▶ [GOAL]: Extract every line below, verbatim.

-- START --

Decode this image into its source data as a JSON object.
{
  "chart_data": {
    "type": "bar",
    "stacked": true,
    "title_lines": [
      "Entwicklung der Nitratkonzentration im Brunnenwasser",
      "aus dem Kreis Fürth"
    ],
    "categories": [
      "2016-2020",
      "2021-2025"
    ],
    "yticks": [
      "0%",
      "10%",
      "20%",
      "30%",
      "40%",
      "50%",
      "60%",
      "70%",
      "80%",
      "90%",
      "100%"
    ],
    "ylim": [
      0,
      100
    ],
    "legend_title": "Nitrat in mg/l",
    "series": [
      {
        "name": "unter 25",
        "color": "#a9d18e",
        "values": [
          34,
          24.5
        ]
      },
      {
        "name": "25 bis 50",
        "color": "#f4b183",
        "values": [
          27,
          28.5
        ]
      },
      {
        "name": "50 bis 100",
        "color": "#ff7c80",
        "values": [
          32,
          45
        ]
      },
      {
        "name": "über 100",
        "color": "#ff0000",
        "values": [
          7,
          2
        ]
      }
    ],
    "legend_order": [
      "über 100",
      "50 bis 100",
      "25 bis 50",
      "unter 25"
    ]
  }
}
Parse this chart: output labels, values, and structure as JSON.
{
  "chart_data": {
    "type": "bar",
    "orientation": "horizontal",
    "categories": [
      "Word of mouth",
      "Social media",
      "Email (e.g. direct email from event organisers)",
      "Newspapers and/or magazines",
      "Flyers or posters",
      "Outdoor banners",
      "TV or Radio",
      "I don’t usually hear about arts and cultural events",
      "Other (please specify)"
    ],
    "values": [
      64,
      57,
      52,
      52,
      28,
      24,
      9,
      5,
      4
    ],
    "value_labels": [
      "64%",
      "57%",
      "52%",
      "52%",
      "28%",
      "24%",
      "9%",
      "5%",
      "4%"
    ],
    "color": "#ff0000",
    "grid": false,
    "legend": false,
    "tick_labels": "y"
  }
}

-- END --

▶ [RESPONSE BELOW]:
Decode this image into its source data as a JSON object.
{
  "chart_data": {
    "type": "bar",
    "stacked": true,
    "title_lines": [
      "Entwicklung der Nitratkonzentration im Brunnenwasser",
      "aus dem Kreis Fürth"
    ],
    "categories": [
      "2016-2020",
      "2021-2025"
    ],
    "yticks": [
      "0%",
      "10%",
      "20%",
      "30%",
      "40%",
      "50%",
      "60%",
      "70%",
      "80%",
      "90%",
      "100%"
    ],
    "ylim": [
      0,
      100
    ],
    "legend_title": "Nitrat in mg/l",
    "series": [
      {
        "name": "unter 25",
        "color": "#a9d18e",
        "values": [
          34,
          24.5
        ]
      },
      {
        "name": "25 bis 50",
        "color": "#f4b183",
        "values": [
          27,
          28.5
        ]
      },
      {
        "name": "50 bis 100",
        "color": "#ff7c80",
        "values": [
          32,
          45
        ]
      },
      {
        "name": "über 100",
        "color": "#ff0000",
        "values": [
          7,
          2
        ]
      }
    ],
    "legend_order": [
      "über 100",
      "50 bis 100",
      "25 bis 50",
      "unter 25"
    ]
  }
}
Parse this chart: output labels, values, and structure as JSON.
{
  "chart_data": {
    "type": "bar",
    "orientation": "horizontal",
    "categories": [
      "Word of mouth",
      "Social media",
      "Email (e.g. direct email from event organisers)",
      "Newspapers and/or magazines",
      "Flyers or posters",
      "Outdoor banners",
      "TV or Radio",
      "I don’t usually hear about arts and cultural events",
      "Other (please specify)"
    ],
    "values": [
      64,
      57,
      52,
      52,
      28,
      24,
      9,
      5,
      4
    ],
    "value_labels": [
      "64%",
      "57%",
      "52%",
      "52%",
      "28%",
      "24%",
      "9%",
      "5%",
      "4%"
    ],
    "color": "#ff0000",
    "grid": false,
    "legend": false,
    "tick_labels": "y"
  }
}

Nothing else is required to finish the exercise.